## BEGIN

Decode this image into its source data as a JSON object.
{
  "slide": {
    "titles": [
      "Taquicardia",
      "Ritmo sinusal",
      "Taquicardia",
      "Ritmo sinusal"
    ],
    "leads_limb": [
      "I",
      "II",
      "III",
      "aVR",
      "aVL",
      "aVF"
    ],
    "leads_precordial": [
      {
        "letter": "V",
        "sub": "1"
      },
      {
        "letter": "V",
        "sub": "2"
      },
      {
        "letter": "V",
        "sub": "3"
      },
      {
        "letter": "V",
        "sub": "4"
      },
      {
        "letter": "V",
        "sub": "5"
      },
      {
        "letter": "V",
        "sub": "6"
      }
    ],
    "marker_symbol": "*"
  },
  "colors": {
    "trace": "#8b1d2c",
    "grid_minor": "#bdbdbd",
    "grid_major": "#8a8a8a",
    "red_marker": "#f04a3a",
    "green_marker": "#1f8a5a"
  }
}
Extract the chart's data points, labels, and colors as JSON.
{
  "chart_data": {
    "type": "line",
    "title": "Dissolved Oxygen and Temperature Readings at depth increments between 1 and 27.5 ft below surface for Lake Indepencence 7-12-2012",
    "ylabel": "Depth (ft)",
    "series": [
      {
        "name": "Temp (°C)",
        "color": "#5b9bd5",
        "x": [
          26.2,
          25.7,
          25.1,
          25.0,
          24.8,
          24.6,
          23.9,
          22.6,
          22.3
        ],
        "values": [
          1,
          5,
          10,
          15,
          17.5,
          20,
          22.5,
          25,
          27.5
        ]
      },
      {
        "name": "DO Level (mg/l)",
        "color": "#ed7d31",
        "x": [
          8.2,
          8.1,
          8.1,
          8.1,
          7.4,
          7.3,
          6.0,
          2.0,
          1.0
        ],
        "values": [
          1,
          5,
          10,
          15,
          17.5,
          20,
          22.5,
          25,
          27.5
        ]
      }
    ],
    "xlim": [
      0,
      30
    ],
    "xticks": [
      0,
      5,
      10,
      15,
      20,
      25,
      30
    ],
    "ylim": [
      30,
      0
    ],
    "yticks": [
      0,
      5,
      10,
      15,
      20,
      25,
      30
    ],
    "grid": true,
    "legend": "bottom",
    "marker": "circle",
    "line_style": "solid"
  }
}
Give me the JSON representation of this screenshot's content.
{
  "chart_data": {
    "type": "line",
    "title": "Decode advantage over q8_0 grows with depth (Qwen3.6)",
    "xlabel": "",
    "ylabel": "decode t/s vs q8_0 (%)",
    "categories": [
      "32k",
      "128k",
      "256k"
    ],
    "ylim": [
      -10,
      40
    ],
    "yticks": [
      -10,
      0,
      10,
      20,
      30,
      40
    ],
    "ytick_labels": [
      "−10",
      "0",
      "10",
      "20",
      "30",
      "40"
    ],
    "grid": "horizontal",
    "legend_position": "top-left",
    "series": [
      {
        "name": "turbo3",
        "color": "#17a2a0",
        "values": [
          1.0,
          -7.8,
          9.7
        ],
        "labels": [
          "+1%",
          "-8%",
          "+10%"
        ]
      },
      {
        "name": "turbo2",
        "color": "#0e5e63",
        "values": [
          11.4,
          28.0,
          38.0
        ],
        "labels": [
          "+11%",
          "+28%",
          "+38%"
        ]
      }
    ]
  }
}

## END

> **Stated exercise**:
Above is a listing; report how many of its lines include the word "JSON", giving the number only.

> **Solution below**:
3